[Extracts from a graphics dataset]
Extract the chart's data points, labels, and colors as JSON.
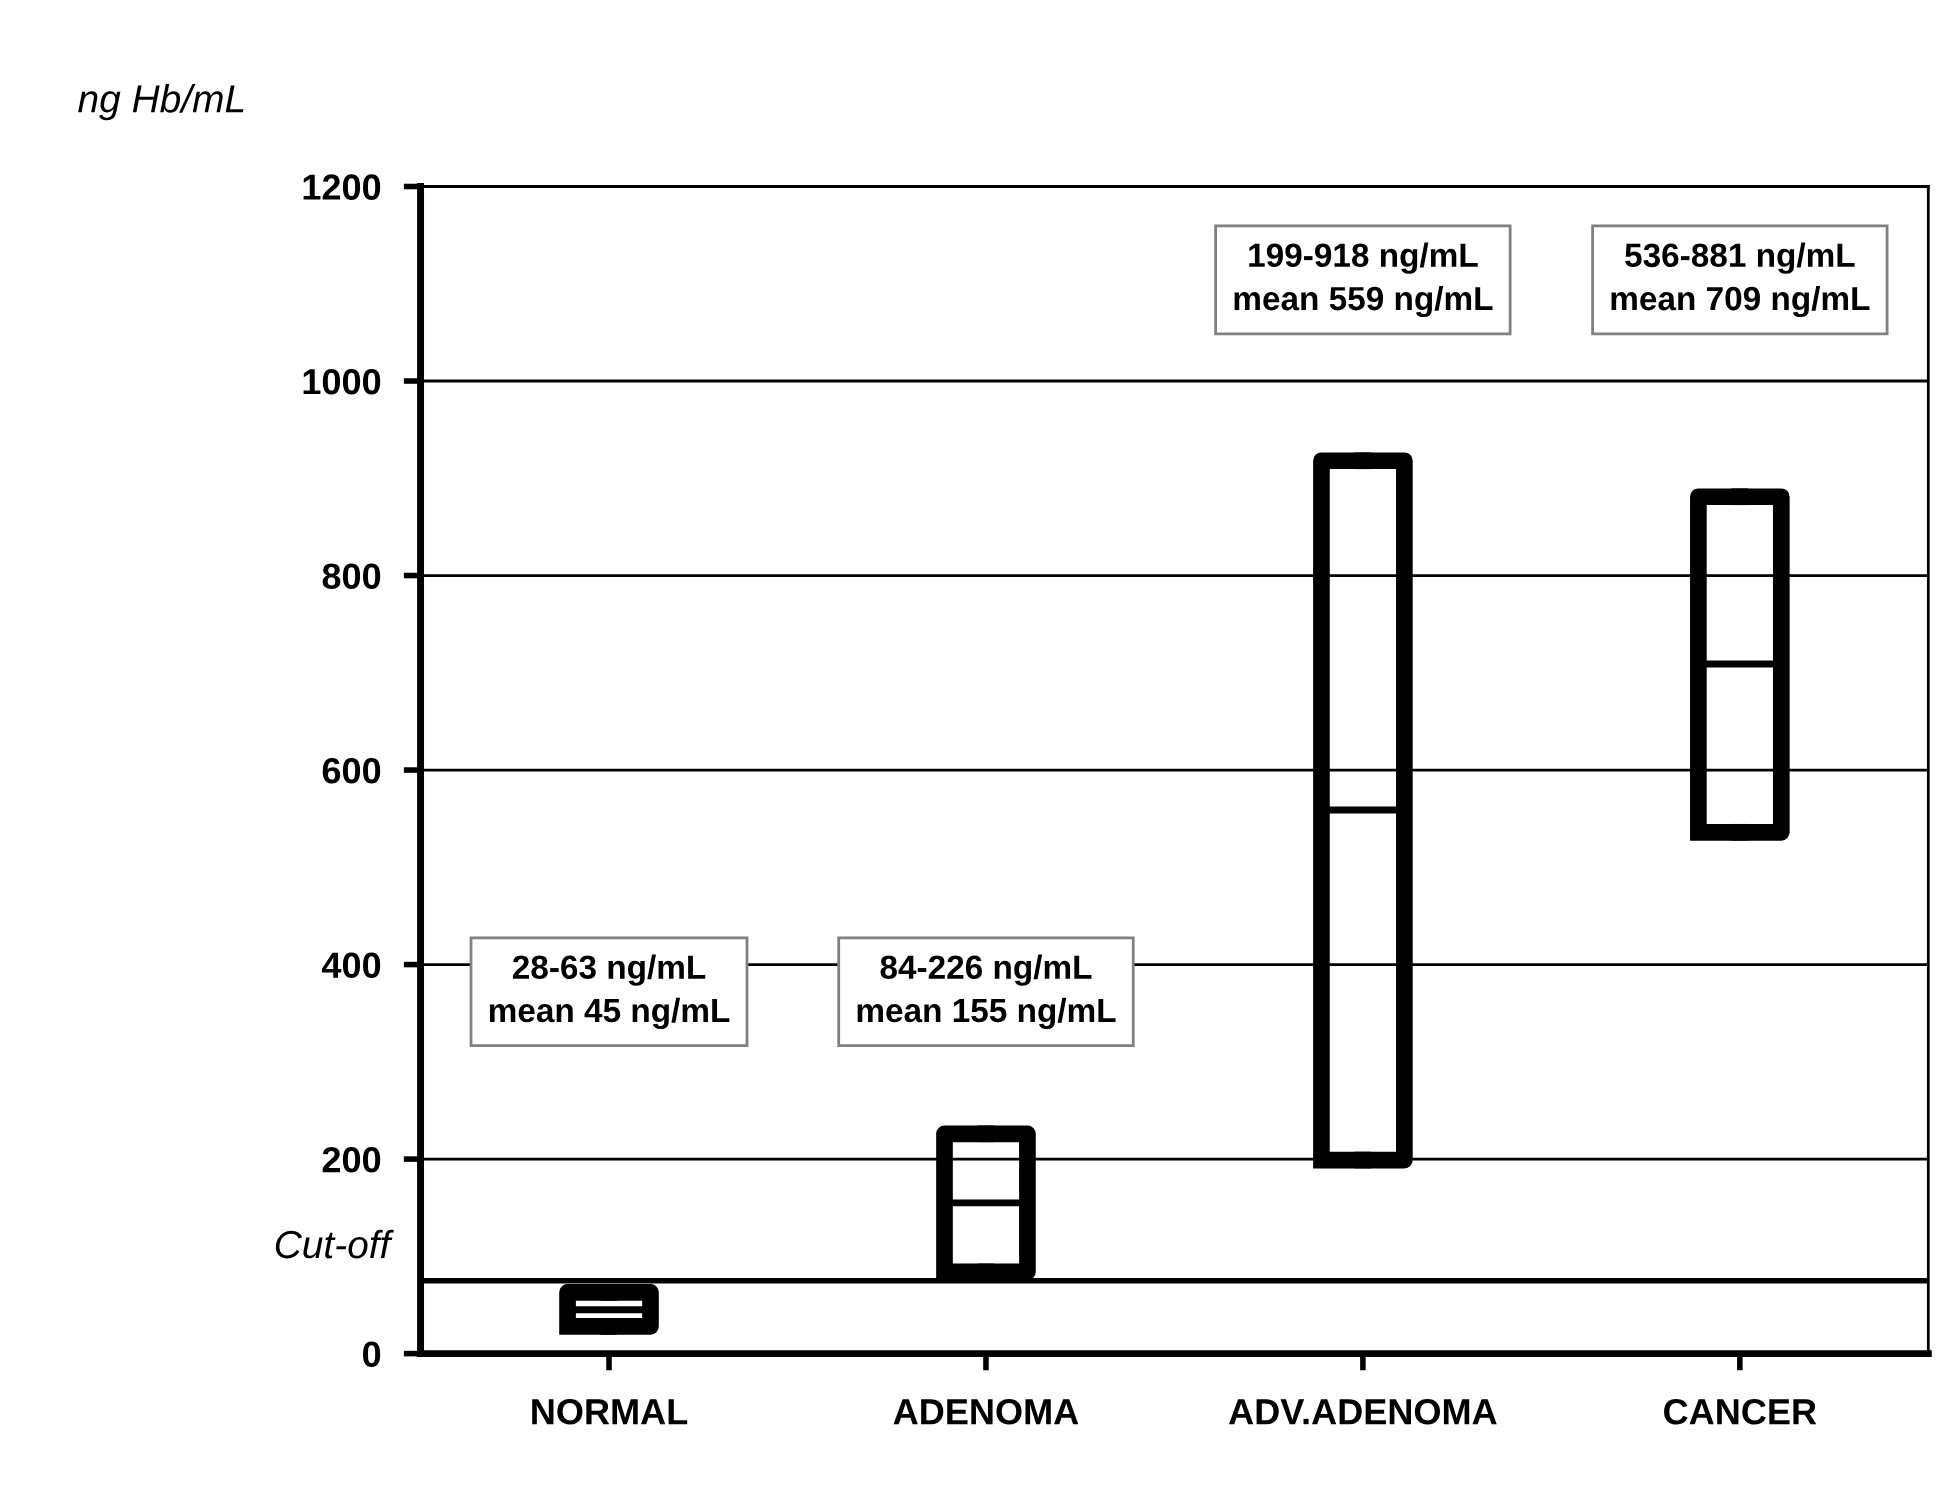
{
  "chart_data": {
    "type": "box",
    "ylabel": "ng Hb/mL",
    "categories": [
      "NORMAL",
      "ADENOMA",
      "ADV.ADENOMA",
      "CANCER"
    ],
    "boxes": [
      {
        "low": 28,
        "q1": 28,
        "q3": 63,
        "high": 63,
        "mean": 45
      },
      {
        "low": 84,
        "q1": 84,
        "q3": 226,
        "high": 226,
        "mean": 155
      },
      {
        "low": 199,
        "q1": 199,
        "q3": 918,
        "high": 918,
        "mean": 559
      },
      {
        "low": 536,
        "q1": 536,
        "q3": 881,
        "high": 881,
        "mean": 709
      }
    ],
    "color": "#000000",
    "ylim": [
      0,
      1200
    ],
    "yticks": [
      0,
      200,
      400,
      600,
      800,
      1000,
      1200
    ],
    "grid": "y",
    "ref_lines": [
      {
        "axis": "y",
        "value": 75,
        "label": "Cut-off",
        "color": "#000000",
        "line_style": "solid"
      }
    ],
    "annotations": [
      "28-63 ng/mL\nmean 45 ng/mL",
      "84-226 ng/mL\nmean 155 ng/mL",
      "199-918 ng/mL\nmean 559 ng/mL",
      "536-881 ng/mL\nmean 709 ng/mL"
    ]
  }
}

Goal
Quote the full listing above word for word; exclude every picture from the copy.

Reply
Extract the chart's data points, labels, and colors as JSON.
{
  "chart_data": {
    "type": "box",
    "ylabel": "ng Hb/mL",
    "categories": [
      "NORMAL",
      "ADENOMA",
      "ADV.ADENOMA",
      "CANCER"
    ],
    "boxes": [
      {
        "low": 28,
        "q1": 28,
        "q3": 63,
        "high": 63,
        "mean": 45
      },
      {
        "low": 84,
        "q1": 84,
        "q3": 226,
        "high": 226,
        "mean": 155
      },
      {
        "low": 199,
        "q1": 199,
        "q3": 918,
        "high": 918,
        "mean": 559
      },
      {
        "low": 536,
        "q1": 536,
        "q3": 881,
        "high": 881,
        "mean": 709
      }
    ],
    "color": "#000000",
    "ylim": [
      0,
      1200
    ],
    "yticks": [
      0,
      200,
      400,
      600,
      800,
      1000,
      1200
    ],
    "grid": "y",
    "ref_lines": [
      {
        "axis": "y",
        "value": 75,
        "label": "Cut-off",
        "color": "#000000",
        "line_style": "solid"
      }
    ],
    "annotations": [
      "28-63 ng/mL\nmean 45 ng/mL",
      "84-226 ng/mL\nmean 155 ng/mL",
      "199-918 ng/mL\nmean 559 ng/mL",
      "536-881 ng/mL\nmean 709 ng/mL"
    ]
  }
}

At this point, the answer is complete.